What this task involves: From the listing that follows, output everything exactly except the pictures.

################

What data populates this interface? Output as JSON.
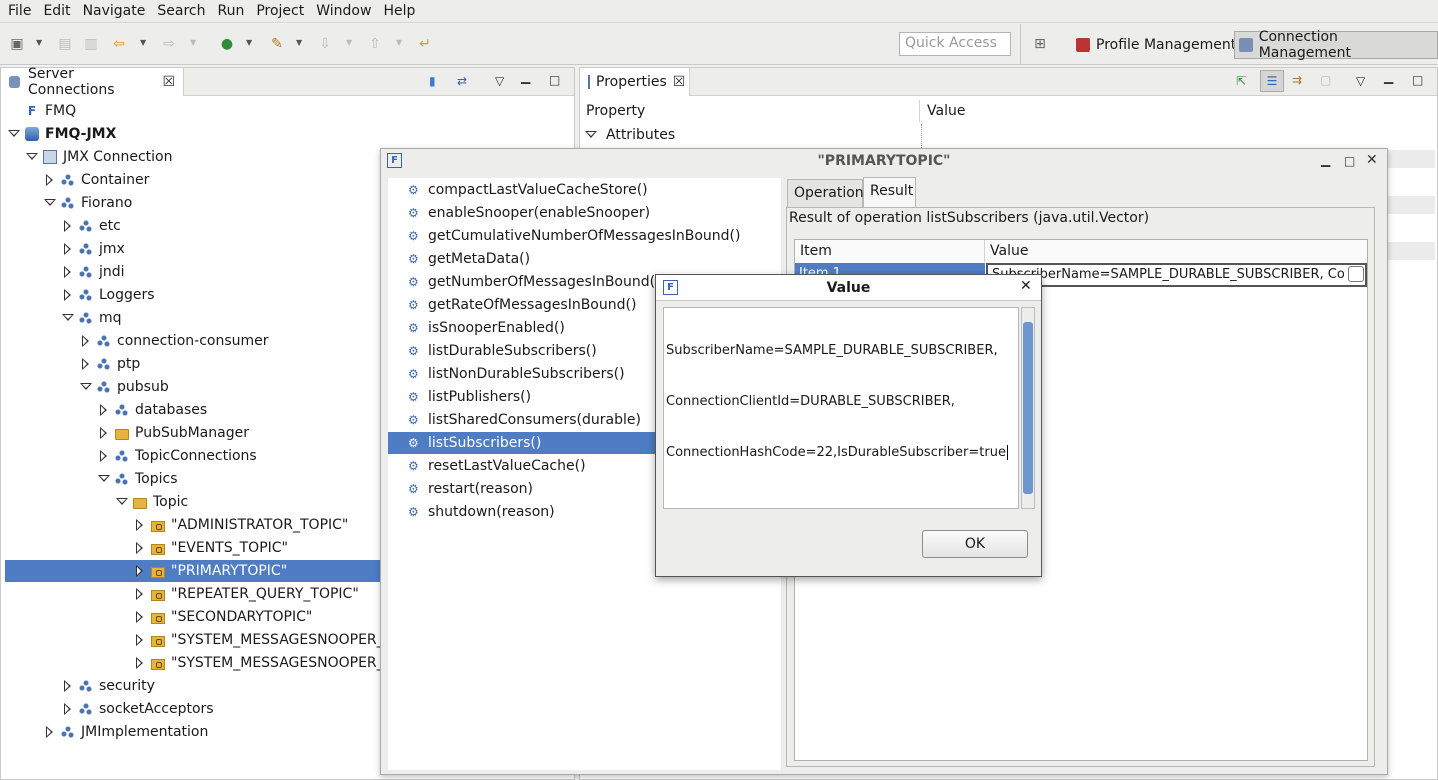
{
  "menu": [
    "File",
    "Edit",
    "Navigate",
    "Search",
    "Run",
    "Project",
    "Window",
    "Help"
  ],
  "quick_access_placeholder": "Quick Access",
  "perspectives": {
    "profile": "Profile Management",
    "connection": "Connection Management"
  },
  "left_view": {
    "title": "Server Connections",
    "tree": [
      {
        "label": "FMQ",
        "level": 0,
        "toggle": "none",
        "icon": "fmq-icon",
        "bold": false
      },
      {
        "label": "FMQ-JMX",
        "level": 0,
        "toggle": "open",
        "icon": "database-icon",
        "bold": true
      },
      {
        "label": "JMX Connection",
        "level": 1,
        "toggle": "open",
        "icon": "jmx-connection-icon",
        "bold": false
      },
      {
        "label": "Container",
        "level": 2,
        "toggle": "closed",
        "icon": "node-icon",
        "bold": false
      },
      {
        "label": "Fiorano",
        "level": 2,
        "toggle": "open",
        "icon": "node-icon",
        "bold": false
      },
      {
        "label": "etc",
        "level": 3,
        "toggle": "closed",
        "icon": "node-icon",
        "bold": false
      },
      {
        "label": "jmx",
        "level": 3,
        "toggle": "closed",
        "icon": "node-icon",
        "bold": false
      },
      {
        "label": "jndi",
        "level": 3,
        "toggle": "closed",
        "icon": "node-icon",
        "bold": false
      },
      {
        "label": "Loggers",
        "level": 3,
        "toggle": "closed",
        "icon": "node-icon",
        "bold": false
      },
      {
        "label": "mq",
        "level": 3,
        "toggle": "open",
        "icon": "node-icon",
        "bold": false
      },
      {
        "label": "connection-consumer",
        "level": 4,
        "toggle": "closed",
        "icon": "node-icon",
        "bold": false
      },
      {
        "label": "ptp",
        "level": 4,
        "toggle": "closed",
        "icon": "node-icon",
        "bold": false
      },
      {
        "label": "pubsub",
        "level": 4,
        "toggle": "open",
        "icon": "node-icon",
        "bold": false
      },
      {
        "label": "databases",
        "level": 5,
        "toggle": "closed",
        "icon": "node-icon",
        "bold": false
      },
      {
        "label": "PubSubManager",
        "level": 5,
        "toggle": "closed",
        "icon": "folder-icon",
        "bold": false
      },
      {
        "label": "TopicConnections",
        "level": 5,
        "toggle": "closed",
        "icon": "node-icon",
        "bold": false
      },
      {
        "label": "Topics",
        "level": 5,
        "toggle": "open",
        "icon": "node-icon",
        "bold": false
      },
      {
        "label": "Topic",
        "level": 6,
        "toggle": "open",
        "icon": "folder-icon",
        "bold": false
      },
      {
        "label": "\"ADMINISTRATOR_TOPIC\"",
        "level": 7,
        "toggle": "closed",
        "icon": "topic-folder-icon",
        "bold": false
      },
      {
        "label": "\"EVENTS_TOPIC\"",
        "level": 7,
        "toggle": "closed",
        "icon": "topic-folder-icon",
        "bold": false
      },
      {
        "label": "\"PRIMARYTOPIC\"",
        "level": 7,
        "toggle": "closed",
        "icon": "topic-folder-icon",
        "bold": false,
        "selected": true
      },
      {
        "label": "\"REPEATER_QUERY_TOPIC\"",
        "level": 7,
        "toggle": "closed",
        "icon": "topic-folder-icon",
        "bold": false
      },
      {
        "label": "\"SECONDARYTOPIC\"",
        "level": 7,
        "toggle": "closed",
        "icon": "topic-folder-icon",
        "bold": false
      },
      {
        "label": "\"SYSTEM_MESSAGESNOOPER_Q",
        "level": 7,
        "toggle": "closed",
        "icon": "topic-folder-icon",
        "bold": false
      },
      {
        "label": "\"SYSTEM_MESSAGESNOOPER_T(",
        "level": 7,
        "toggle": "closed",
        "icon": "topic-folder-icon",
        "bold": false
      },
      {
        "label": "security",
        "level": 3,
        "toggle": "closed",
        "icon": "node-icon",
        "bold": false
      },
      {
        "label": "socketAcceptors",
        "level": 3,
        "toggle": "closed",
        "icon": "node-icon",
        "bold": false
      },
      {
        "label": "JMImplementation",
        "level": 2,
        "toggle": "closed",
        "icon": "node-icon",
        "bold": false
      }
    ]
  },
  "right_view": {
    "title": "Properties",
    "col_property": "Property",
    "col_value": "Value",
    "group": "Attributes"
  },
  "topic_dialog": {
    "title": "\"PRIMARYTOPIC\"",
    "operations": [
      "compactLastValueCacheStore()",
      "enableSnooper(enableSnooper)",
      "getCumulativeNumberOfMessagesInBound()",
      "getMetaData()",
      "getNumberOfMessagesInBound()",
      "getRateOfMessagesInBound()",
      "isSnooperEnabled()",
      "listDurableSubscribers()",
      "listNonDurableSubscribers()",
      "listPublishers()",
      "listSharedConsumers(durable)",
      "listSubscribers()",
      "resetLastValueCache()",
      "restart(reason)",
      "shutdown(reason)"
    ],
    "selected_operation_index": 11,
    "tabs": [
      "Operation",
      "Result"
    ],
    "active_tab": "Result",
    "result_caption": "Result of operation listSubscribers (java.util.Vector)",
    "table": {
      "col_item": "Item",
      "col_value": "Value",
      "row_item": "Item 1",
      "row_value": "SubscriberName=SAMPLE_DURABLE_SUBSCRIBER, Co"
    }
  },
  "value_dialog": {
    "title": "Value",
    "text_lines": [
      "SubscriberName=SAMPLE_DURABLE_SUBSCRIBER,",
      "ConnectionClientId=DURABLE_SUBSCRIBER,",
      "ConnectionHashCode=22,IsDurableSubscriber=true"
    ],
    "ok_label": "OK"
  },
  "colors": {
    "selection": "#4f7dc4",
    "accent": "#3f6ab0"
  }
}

################

Output of the exercise:
What data populates this interface? Output as JSON.
{
  "menu": [
    "File",
    "Edit",
    "Navigate",
    "Search",
    "Run",
    "Project",
    "Window",
    "Help"
  ],
  "quick_access_placeholder": "Quick Access",
  "perspectives": {
    "profile": "Profile Management",
    "connection": "Connection Management"
  },
  "left_view": {
    "title": "Server Connections",
    "tree": [
      {
        "label": "FMQ",
        "level": 0,
        "toggle": "none",
        "icon": "fmq-icon",
        "bold": false
      },
      {
        "label": "FMQ-JMX",
        "level": 0,
        "toggle": "open",
        "icon": "database-icon",
        "bold": true
      },
      {
        "label": "JMX Connection",
        "level": 1,
        "toggle": "open",
        "icon": "jmx-connection-icon",
        "bold": false
      },
      {
        "label": "Container",
        "level": 2,
        "toggle": "closed",
        "icon": "node-icon",
        "bold": false
      },
      {
        "label": "Fiorano",
        "level": 2,
        "toggle": "open",
        "icon": "node-icon",
        "bold": false
      },
      {
        "label": "etc",
        "level": 3,
        "toggle": "closed",
        "icon": "node-icon",
        "bold": false
      },
      {
        "label": "jmx",
        "level": 3,
        "toggle": "closed",
        "icon": "node-icon",
        "bold": false
      },
      {
        "label": "jndi",
        "level": 3,
        "toggle": "closed",
        "icon": "node-icon",
        "bold": false
      },
      {
        "label": "Loggers",
        "level": 3,
        "toggle": "closed",
        "icon": "node-icon",
        "bold": false
      },
      {
        "label": "mq",
        "level": 3,
        "toggle": "open",
        "icon": "node-icon",
        "bold": false
      },
      {
        "label": "connection-consumer",
        "level": 4,
        "toggle": "closed",
        "icon": "node-icon",
        "bold": false
      },
      {
        "label": "ptp",
        "level": 4,
        "toggle": "closed",
        "icon": "node-icon",
        "bold": false
      },
      {
        "label": "pubsub",
        "level": 4,
        "toggle": "open",
        "icon": "node-icon",
        "bold": false
      },
      {
        "label": "databases",
        "level": 5,
        "toggle": "closed",
        "icon": "node-icon",
        "bold": false
      },
      {
        "label": "PubSubManager",
        "level": 5,
        "toggle": "closed",
        "icon": "folder-icon",
        "bold": false
      },
      {
        "label": "TopicConnections",
        "level": 5,
        "toggle": "closed",
        "icon": "node-icon",
        "bold": false
      },
      {
        "label": "Topics",
        "level": 5,
        "toggle": "open",
        "icon": "node-icon",
        "bold": false
      },
      {
        "label": "Topic",
        "level": 6,
        "toggle": "open",
        "icon": "folder-icon",
        "bold": false
      },
      {
        "label": "\"ADMINISTRATOR_TOPIC\"",
        "level": 7,
        "toggle": "closed",
        "icon": "topic-folder-icon",
        "bold": false
      },
      {
        "label": "\"EVENTS_TOPIC\"",
        "level": 7,
        "toggle": "closed",
        "icon": "topic-folder-icon",
        "bold": false
      },
      {
        "label": "\"PRIMARYTOPIC\"",
        "level": 7,
        "toggle": "closed",
        "icon": "topic-folder-icon",
        "bold": false,
        "selected": true
      },
      {
        "label": "\"REPEATER_QUERY_TOPIC\"",
        "level": 7,
        "toggle": "closed",
        "icon": "topic-folder-icon",
        "bold": false
      },
      {
        "label": "\"SECONDARYTOPIC\"",
        "level": 7,
        "toggle": "closed",
        "icon": "topic-folder-icon",
        "bold": false
      },
      {
        "label": "\"SYSTEM_MESSAGESNOOPER_Q",
        "level": 7,
        "toggle": "closed",
        "icon": "topic-folder-icon",
        "bold": false
      },
      {
        "label": "\"SYSTEM_MESSAGESNOOPER_T(",
        "level": 7,
        "toggle": "closed",
        "icon": "topic-folder-icon",
        "bold": false
      },
      {
        "label": "security",
        "level": 3,
        "toggle": "closed",
        "icon": "node-icon",
        "bold": false
      },
      {
        "label": "socketAcceptors",
        "level": 3,
        "toggle": "closed",
        "icon": "node-icon",
        "bold": false
      },
      {
        "label": "JMImplementation",
        "level": 2,
        "toggle": "closed",
        "icon": "node-icon",
        "bold": false
      }
    ]
  },
  "right_view": {
    "title": "Properties",
    "col_property": "Property",
    "col_value": "Value",
    "group": "Attributes"
  },
  "topic_dialog": {
    "title": "\"PRIMARYTOPIC\"",
    "operations": [
      "compactLastValueCacheStore()",
      "enableSnooper(enableSnooper)",
      "getCumulativeNumberOfMessagesInBound()",
      "getMetaData()",
      "getNumberOfMessagesInBound()",
      "getRateOfMessagesInBound()",
      "isSnooperEnabled()",
      "listDurableSubscribers()",
      "listNonDurableSubscribers()",
      "listPublishers()",
      "listSharedConsumers(durable)",
      "listSubscribers()",
      "resetLastValueCache()",
      "restart(reason)",
      "shutdown(reason)"
    ],
    "selected_operation_index": 11,
    "tabs": [
      "Operation",
      "Result"
    ],
    "active_tab": "Result",
    "result_caption": "Result of operation listSubscribers (java.util.Vector)",
    "table": {
      "col_item": "Item",
      "col_value": "Value",
      "row_item": "Item 1",
      "row_value": "SubscriberName=SAMPLE_DURABLE_SUBSCRIBER, Co"
    }
  },
  "value_dialog": {
    "title": "Value",
    "text_lines": [
      "SubscriberName=SAMPLE_DURABLE_SUBSCRIBER,",
      "ConnectionClientId=DURABLE_SUBSCRIBER,",
      "ConnectionHashCode=22,IsDurableSubscriber=true"
    ],
    "ok_label": "OK"
  },
  "colors": {
    "selection": "#4f7dc4",
    "accent": "#3f6ab0"
  }
}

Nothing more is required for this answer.